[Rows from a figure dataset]
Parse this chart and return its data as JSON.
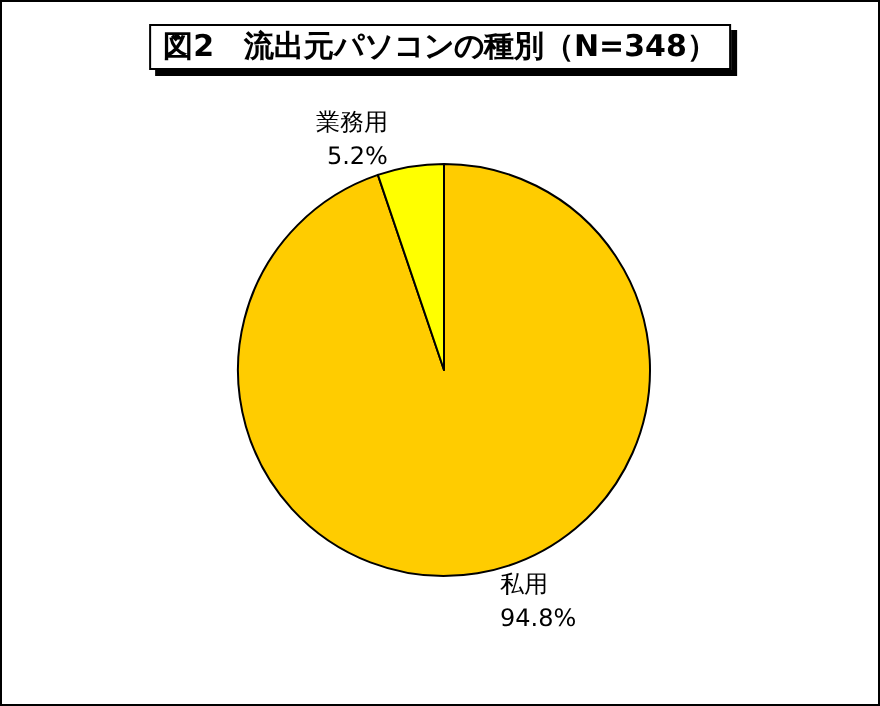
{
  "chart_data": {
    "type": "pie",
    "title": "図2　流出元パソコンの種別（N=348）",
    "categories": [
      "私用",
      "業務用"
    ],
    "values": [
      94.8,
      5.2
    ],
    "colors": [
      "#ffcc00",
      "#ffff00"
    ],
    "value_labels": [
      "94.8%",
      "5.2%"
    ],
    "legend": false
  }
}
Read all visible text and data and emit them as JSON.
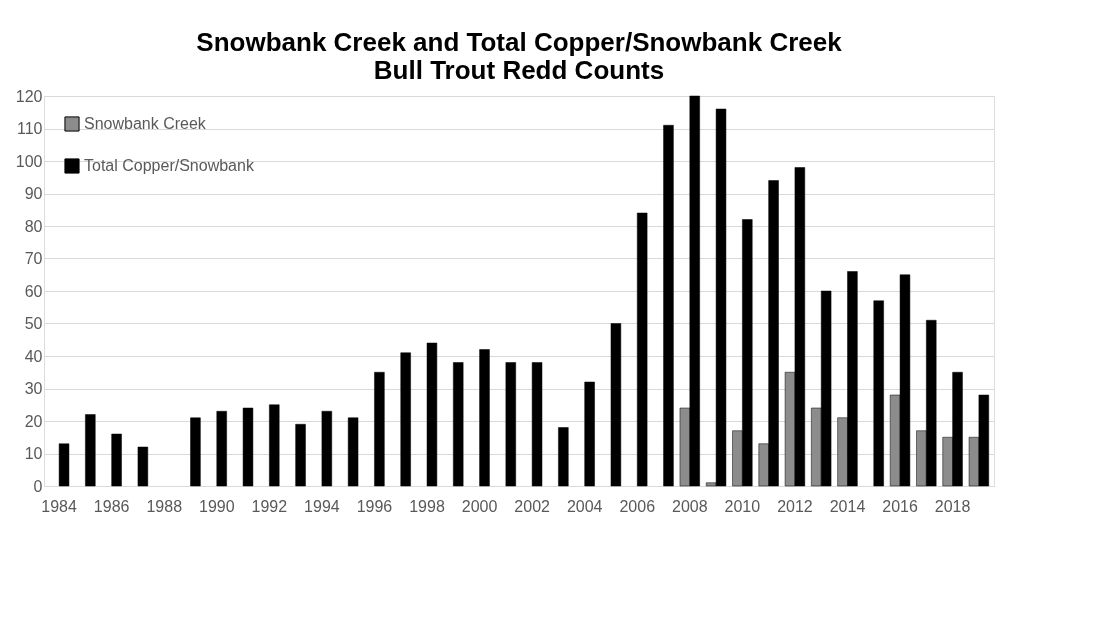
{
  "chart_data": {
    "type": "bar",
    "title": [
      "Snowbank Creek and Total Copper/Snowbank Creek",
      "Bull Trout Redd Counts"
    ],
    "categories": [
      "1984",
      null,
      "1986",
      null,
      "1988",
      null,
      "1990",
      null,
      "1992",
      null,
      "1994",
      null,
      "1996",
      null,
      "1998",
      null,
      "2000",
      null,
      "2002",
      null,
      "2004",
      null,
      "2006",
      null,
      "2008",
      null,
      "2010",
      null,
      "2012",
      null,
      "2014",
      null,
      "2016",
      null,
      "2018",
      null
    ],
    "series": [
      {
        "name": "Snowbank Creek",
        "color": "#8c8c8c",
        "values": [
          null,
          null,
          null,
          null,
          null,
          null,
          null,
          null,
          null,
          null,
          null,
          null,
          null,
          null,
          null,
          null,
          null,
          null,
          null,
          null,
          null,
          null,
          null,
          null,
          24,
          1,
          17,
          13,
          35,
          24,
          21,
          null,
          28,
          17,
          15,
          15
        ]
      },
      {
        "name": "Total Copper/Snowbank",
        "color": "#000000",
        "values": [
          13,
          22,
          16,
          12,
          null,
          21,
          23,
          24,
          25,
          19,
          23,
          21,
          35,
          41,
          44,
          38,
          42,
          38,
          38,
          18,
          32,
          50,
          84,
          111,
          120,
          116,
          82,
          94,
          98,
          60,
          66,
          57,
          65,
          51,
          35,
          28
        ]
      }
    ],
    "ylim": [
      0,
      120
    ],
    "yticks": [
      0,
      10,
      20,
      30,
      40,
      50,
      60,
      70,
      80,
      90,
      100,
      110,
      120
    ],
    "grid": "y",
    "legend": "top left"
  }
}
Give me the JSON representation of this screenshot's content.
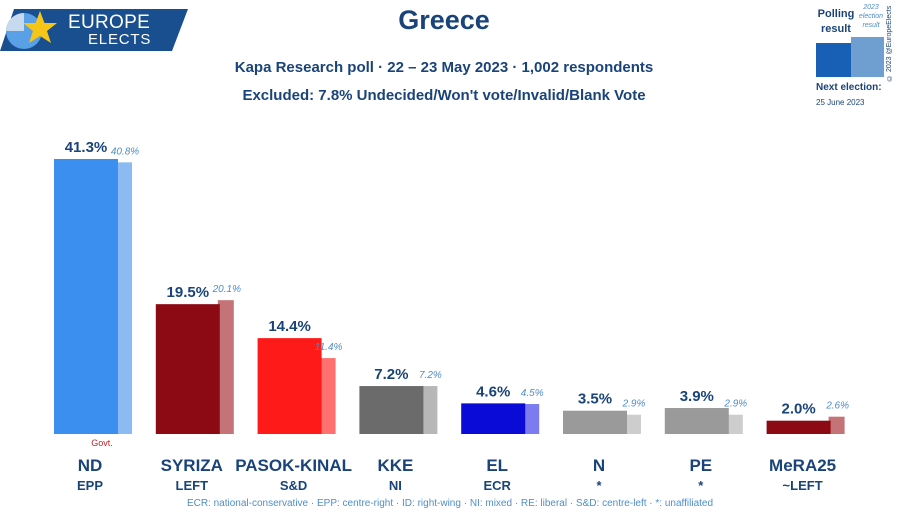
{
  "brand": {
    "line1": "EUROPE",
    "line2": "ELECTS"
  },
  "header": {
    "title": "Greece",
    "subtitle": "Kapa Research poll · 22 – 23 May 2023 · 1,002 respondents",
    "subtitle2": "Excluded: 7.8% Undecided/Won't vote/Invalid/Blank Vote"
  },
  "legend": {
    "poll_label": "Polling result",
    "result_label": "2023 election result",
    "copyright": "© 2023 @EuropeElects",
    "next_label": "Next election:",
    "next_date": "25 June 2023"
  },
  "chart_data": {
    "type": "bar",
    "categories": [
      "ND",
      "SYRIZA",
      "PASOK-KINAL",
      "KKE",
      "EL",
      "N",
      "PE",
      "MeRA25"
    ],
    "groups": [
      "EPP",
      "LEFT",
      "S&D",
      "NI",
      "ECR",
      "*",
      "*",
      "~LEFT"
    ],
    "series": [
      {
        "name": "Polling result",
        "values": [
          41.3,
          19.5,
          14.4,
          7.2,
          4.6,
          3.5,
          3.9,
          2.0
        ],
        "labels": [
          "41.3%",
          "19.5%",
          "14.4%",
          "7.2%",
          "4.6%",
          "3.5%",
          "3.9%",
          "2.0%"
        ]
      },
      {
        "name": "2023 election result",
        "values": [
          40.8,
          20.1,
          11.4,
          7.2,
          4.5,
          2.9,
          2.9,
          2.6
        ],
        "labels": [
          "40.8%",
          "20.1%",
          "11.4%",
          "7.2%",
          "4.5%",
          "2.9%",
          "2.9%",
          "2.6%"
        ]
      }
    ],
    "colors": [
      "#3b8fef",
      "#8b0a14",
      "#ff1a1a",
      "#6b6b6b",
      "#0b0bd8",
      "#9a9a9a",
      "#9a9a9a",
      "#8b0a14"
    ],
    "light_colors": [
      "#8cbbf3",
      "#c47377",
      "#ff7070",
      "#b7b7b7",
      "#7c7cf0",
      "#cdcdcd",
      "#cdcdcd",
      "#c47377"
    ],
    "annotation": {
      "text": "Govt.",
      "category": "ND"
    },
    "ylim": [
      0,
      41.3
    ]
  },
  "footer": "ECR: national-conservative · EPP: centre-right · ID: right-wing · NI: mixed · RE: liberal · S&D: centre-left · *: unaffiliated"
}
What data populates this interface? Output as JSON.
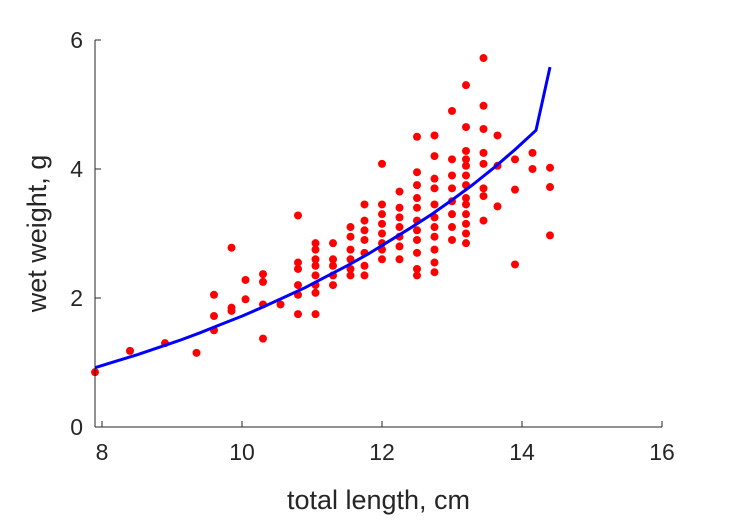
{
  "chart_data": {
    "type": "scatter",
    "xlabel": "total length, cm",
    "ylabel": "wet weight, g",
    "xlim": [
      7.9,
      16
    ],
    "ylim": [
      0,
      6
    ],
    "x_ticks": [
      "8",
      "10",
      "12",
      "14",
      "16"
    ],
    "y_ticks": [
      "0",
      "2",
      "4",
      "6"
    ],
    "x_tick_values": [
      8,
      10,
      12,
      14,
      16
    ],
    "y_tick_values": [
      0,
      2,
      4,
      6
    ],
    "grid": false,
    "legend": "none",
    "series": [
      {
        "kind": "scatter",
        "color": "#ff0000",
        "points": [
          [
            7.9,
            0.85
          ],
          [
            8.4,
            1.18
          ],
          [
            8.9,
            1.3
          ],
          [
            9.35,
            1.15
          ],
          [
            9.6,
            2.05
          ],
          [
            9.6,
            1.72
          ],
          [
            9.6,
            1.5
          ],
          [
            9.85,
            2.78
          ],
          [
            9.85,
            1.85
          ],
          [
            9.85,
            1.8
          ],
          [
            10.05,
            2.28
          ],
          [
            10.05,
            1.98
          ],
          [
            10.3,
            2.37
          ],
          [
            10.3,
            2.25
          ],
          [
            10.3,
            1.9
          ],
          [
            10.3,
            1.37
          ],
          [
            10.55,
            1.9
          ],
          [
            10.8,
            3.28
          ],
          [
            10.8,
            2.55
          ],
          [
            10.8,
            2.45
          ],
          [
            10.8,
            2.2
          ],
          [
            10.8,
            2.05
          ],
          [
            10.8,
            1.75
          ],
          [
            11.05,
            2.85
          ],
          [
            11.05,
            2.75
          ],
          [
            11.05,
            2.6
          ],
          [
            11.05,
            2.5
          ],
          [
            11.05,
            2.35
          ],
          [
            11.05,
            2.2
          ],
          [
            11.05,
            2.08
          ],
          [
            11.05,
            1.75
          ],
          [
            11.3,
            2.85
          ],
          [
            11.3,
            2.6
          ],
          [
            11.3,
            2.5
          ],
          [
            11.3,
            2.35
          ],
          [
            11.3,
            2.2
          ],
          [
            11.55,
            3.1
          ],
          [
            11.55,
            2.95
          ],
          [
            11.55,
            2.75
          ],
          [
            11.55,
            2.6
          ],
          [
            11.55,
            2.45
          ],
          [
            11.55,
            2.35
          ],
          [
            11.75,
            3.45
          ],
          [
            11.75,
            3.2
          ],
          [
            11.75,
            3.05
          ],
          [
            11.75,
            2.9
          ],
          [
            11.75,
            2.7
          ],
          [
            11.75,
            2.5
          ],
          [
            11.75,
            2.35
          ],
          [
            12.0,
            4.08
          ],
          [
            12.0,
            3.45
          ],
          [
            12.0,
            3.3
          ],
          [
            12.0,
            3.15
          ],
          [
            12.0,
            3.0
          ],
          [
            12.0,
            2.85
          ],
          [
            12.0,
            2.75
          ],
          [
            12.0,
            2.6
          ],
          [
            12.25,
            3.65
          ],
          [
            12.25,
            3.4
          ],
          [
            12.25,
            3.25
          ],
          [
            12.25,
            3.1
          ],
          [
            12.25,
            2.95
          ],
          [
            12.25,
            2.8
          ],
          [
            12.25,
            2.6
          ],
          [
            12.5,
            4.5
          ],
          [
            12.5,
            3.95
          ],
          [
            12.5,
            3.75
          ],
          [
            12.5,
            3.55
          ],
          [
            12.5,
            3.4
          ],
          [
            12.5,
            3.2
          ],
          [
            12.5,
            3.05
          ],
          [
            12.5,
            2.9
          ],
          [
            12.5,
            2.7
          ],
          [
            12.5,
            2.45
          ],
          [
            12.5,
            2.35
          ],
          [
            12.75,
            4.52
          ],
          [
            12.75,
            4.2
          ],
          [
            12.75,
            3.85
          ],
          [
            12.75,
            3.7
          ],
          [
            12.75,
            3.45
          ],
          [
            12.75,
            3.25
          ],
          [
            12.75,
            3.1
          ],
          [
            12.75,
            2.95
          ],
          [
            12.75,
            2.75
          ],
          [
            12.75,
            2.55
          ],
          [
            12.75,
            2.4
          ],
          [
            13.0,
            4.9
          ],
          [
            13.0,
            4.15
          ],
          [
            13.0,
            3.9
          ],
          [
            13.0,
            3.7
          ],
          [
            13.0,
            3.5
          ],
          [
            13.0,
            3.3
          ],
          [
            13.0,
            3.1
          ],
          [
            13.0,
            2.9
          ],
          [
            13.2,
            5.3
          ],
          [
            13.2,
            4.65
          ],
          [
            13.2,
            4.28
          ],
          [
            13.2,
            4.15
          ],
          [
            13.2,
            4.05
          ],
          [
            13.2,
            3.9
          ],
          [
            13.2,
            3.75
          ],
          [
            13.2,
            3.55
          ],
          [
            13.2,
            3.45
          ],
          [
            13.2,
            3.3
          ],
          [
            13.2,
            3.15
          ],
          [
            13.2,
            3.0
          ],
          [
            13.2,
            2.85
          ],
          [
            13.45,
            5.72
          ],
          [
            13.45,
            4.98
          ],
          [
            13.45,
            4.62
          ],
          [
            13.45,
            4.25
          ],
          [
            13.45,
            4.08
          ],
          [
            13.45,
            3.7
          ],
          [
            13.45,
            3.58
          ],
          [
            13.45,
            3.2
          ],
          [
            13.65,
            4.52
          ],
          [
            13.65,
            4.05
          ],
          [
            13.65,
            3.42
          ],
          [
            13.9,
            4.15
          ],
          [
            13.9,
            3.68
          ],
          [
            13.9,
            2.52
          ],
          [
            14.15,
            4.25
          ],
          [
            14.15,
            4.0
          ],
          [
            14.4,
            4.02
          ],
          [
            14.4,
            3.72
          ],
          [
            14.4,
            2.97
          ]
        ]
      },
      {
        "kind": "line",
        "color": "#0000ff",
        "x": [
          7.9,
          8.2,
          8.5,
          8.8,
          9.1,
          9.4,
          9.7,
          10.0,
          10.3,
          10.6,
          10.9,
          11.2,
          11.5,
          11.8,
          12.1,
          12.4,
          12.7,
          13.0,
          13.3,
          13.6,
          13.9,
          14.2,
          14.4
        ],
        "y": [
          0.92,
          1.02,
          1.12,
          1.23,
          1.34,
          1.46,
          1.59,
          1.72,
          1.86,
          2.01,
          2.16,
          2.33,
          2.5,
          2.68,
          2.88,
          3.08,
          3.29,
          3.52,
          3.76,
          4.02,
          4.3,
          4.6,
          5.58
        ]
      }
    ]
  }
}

**Aim of the task:** Say how many lines in the entries contain the string "text", and leave out everything else.

**Worked answer:** 2